**WHAT YOU SHOULD DO:**
Say how many lines include the word "structured". Reply with nothing but the number.

--------------------------------------------------

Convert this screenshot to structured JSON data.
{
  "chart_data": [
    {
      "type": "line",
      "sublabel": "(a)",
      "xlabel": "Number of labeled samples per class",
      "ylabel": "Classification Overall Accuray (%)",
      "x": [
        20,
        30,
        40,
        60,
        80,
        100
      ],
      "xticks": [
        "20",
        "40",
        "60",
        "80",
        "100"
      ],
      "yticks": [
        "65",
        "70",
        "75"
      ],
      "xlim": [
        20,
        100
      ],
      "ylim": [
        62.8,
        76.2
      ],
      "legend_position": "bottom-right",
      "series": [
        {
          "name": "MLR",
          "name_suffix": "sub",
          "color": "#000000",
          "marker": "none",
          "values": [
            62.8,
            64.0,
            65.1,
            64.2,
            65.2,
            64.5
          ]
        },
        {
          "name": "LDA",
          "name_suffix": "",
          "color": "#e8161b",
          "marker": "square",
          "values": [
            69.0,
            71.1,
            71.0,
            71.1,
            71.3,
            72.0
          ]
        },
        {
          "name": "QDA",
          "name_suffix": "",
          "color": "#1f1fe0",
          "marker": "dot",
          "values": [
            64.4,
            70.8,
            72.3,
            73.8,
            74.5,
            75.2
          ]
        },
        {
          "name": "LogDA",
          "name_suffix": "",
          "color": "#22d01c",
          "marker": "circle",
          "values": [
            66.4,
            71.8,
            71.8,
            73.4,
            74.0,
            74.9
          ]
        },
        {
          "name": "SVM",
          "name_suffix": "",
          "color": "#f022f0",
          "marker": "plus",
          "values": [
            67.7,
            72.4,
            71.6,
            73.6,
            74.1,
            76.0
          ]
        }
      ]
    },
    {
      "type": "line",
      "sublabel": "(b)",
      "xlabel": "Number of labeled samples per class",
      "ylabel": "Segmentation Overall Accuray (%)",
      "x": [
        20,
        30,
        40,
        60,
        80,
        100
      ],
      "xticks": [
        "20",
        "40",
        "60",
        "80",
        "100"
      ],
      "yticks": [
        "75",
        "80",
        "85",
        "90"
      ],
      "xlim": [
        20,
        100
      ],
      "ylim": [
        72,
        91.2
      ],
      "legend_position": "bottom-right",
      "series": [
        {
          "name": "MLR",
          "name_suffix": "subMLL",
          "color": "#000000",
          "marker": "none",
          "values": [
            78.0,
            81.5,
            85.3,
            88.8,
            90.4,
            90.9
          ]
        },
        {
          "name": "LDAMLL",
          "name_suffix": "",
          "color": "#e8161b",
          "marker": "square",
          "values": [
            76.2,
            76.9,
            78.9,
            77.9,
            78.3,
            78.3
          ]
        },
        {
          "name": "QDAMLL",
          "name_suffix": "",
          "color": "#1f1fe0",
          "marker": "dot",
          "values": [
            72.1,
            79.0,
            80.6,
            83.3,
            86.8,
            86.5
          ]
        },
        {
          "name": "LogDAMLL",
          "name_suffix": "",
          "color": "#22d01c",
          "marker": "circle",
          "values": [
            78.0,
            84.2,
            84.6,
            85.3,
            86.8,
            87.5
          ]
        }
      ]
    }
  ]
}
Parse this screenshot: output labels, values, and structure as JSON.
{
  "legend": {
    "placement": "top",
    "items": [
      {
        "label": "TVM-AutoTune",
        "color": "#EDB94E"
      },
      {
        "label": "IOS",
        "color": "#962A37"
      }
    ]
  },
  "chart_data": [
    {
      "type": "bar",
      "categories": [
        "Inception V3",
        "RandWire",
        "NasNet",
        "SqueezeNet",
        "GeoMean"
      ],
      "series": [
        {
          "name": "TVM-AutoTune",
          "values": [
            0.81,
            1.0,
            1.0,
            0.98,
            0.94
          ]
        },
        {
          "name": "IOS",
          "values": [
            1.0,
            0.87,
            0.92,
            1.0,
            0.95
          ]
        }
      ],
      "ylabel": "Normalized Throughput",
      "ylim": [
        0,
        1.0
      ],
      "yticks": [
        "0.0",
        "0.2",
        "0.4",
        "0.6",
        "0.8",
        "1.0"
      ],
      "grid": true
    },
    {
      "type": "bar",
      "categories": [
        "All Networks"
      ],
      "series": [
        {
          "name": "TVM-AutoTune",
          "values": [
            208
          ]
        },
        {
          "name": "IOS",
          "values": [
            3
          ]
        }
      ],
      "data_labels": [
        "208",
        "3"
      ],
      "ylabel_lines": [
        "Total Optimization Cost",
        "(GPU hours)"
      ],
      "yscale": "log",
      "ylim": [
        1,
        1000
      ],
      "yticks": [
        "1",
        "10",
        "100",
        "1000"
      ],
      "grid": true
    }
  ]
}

--------------------------------------------------

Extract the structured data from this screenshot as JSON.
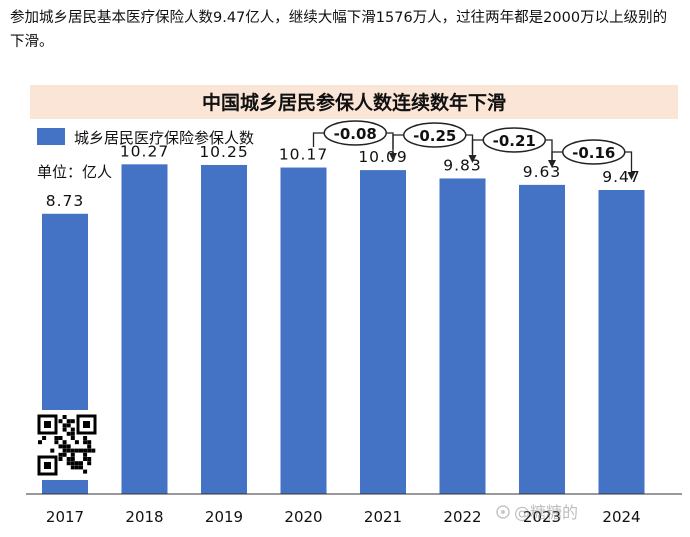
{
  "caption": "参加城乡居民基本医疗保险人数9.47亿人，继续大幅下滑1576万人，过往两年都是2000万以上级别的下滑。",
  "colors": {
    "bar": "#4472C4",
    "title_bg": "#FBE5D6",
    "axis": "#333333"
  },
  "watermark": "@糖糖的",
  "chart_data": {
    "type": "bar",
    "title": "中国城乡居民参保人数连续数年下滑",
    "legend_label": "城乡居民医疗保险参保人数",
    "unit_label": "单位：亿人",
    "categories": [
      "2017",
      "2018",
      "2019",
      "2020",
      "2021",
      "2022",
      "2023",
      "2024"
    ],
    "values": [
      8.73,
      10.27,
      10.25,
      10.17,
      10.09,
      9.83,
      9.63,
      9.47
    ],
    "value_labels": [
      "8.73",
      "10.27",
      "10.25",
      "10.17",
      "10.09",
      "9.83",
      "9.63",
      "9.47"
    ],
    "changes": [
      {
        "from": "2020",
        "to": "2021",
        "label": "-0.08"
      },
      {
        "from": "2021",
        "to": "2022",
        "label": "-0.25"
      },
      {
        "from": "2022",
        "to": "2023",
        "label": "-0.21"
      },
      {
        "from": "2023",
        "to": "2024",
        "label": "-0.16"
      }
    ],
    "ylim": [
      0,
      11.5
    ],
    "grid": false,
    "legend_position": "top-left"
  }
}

--------------------------------------------------

**RESPONSE:**
2